Recorded data:
****************************************
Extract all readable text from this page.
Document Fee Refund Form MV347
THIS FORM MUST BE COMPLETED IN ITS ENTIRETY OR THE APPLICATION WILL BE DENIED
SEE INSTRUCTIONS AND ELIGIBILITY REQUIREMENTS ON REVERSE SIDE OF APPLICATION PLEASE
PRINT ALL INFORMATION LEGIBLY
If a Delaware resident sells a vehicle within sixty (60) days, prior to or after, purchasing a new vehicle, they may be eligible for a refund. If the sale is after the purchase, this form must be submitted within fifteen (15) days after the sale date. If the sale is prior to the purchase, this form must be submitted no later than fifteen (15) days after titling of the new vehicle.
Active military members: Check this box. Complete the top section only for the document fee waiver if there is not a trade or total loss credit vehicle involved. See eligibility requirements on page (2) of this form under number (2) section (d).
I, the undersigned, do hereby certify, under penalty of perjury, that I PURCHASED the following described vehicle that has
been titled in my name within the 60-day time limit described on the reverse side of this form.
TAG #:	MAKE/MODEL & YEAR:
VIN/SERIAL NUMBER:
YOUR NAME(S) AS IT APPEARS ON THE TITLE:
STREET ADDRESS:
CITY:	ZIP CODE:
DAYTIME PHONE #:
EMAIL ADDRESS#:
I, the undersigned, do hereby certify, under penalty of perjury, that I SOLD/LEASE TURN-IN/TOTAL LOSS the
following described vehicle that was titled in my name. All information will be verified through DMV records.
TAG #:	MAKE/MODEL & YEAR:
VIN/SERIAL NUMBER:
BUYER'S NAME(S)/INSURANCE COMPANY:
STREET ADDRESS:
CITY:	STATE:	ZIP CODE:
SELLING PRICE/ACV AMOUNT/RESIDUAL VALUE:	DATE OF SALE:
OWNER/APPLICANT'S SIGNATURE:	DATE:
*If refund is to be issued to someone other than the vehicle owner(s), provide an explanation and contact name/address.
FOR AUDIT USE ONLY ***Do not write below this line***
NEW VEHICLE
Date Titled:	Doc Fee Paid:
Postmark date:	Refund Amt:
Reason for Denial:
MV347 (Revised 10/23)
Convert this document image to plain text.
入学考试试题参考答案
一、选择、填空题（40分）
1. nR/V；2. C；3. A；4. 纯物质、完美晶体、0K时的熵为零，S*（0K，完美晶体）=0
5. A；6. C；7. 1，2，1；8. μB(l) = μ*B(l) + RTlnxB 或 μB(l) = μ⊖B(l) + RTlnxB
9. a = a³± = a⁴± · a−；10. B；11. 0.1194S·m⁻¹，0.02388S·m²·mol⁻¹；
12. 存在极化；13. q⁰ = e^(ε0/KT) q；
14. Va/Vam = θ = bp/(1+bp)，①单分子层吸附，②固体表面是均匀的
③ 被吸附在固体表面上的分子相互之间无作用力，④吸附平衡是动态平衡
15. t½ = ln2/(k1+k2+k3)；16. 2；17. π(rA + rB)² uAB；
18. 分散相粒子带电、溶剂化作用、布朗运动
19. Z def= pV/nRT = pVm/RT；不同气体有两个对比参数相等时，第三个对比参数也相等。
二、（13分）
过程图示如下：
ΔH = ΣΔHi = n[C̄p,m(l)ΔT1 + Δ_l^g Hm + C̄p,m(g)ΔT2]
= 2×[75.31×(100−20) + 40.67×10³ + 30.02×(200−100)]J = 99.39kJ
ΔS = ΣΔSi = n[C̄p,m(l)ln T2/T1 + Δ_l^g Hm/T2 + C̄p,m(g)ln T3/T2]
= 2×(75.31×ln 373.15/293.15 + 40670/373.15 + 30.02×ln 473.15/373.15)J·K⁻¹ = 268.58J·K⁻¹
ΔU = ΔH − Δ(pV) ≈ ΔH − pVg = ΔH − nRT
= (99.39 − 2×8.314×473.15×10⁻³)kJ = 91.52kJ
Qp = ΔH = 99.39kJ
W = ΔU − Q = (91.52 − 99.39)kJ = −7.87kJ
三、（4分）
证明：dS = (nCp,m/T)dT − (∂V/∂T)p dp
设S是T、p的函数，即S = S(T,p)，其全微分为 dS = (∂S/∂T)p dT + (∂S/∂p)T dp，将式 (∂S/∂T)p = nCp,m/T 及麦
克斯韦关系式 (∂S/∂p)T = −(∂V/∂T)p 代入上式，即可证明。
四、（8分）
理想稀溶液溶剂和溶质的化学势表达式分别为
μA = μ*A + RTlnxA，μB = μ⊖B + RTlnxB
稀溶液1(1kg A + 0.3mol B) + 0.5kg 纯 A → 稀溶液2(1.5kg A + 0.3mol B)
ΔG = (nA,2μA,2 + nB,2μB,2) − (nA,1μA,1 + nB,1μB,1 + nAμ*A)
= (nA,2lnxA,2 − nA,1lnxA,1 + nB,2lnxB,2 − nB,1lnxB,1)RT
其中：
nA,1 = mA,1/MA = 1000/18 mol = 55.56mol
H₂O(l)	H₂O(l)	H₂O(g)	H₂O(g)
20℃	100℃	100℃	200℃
****************************************
• **Set exercise**: Extract all lines as given.

• **Task output**:
Extract all readable text from this page.
Document Fee Refund Form MV347
THIS FORM MUST BE COMPLETED IN ITS ENTIRETY OR THE APPLICATION WILL BE DENIED
SEE INSTRUCTIONS AND ELIGIBILITY REQUIREMENTS ON REVERSE SIDE OF APPLICATION PLEASE
PRINT ALL INFORMATION LEGIBLY
If a Delaware resident sells a vehicle within sixty (60) days, prior to or after, purchasing a new vehicle, they may be eligible for a refund. If the sale is after the purchase, this form must be submitted within fifteen (15) days after the sale date. If the sale is prior to the purchase, this form must be submitted no later than fifteen (15) days after titling of the new vehicle.
Active military members: Check this box. Complete the top section only for the document fee waiver if there is not a trade or total loss credit vehicle involved. See eligibility requirements on page (2) of this form under number (2) section (d).
I, the undersigned, do hereby certify, under penalty of perjury, that I PURCHASED the following described vehicle that has
been titled in my name within the 60-day time limit described on the reverse side of this form.
TAG #:	MAKE/MODEL & YEAR:
VIN/SERIAL NUMBER:
YOUR NAME(S) AS IT APPEARS ON THE TITLE:
STREET ADDRESS:
CITY:	ZIP CODE:
DAYTIME PHONE #:
EMAIL ADDRESS#:
I, the undersigned, do hereby certify, under penalty of perjury, that I SOLD/LEASE TURN-IN/TOTAL LOSS the
following described vehicle that was titled in my name. All information will be verified through DMV records.
TAG #:	MAKE/MODEL & YEAR:
VIN/SERIAL NUMBER:
BUYER'S NAME(S)/INSURANCE COMPANY:
STREET ADDRESS:
CITY:	STATE:	ZIP CODE:
SELLING PRICE/ACV AMOUNT/RESIDUAL VALUE:	DATE OF SALE:
OWNER/APPLICANT'S SIGNATURE:	DATE:
*If refund is to be issued to someone other than the vehicle owner(s), provide an explanation and contact name/address.
FOR AUDIT USE ONLY ***Do not write below this line***
NEW VEHICLE
Date Titled:	Doc Fee Paid:
Postmark date:	Refund Amt:
Reason for Denial:
MV347 (Revised 10/23)
Convert this document image to plain text.
入学考试试题参考答案
一、选择、填空题（40分）
1. nR/V；2. C；3. A；4. 纯物质、完美晶体、0K时的熵为零，S*（0K，完美晶体）=0
5. A；6. C；7. 1，2，1；8. μB(l) = μ*B(l) + RTlnxB 或 μB(l) = μ⊖B(l) + RTlnxB
9. a = a³± = a⁴± · a−；10. B；11. 0.1194S·m⁻¹，0.02388S·m²·mol⁻¹；
12. 存在极化；13. q⁰ = e^(ε0/KT) q；
14. Va/Vam = θ = bp/(1+bp)，①单分子层吸附，②固体表面是均匀的
③ 被吸附在固体表面上的分子相互之间无作用力，④吸附平衡是动态平衡
15. t½ = ln2/(k1+k2+k3)；16. 2；17. π(rA + rB)² uAB；
18. 分散相粒子带电、溶剂化作用、布朗运动
19. Z def= pV/nRT = pVm/RT；不同气体有两个对比参数相等时，第三个对比参数也相等。
二、（13分）
过程图示如下：
ΔH = ΣΔHi = n[C̄p,m(l)ΔT1 + Δ_l^g Hm + C̄p,m(g)ΔT2]
= 2×[75.31×(100−20) + 40.67×10³ + 30.02×(200−100)]J = 99.39kJ
ΔS = ΣΔSi = n[C̄p,m(l)ln T2/T1 + Δ_l^g Hm/T2 + C̄p,m(g)ln T3/T2]
= 2×(75.31×ln 373.15/293.15 + 40670/373.15 + 30.02×ln 473.15/373.15)J·K⁻¹ = 268.58J·K⁻¹
ΔU = ΔH − Δ(pV) ≈ ΔH − pVg = ΔH − nRT
= (99.39 − 2×8.314×473.15×10⁻³)kJ = 91.52kJ
Qp = ΔH = 99.39kJ
W = ΔU − Q = (91.52 − 99.39)kJ = −7.87kJ
三、（4分）
证明：dS = (nCp,m/T)dT − (∂V/∂T)p dp
设S是T、p的函数，即S = S(T,p)，其全微分为 dS = (∂S/∂T)p dT + (∂S/∂p)T dp，将式 (∂S/∂T)p = nCp,m/T 及麦
克斯韦关系式 (∂S/∂p)T = −(∂V/∂T)p 代入上式，即可证明。
四、（8分）
理想稀溶液溶剂和溶质的化学势表达式分别为
μA = μ*A + RTlnxA，μB = μ⊖B + RTlnxB
稀溶液1(1kg A + 0.3mol B) + 0.5kg 纯 A → 稀溶液2(1.5kg A + 0.3mol B)
ΔG = (nA,2μA,2 + nB,2μB,2) − (nA,1μA,1 + nB,1μB,1 + nAμ*A)
= (nA,2lnxA,2 − nA,1lnxA,1 + nB,2lnxB,2 − nB,1lnxB,1)RT
其中：
nA,1 = mA,1/MA = 1000/18 mol = 55.56mol
H₂O(l)	H₂O(l)	H₂O(g)	H₂O(g)
20℃	100℃	100℃	200℃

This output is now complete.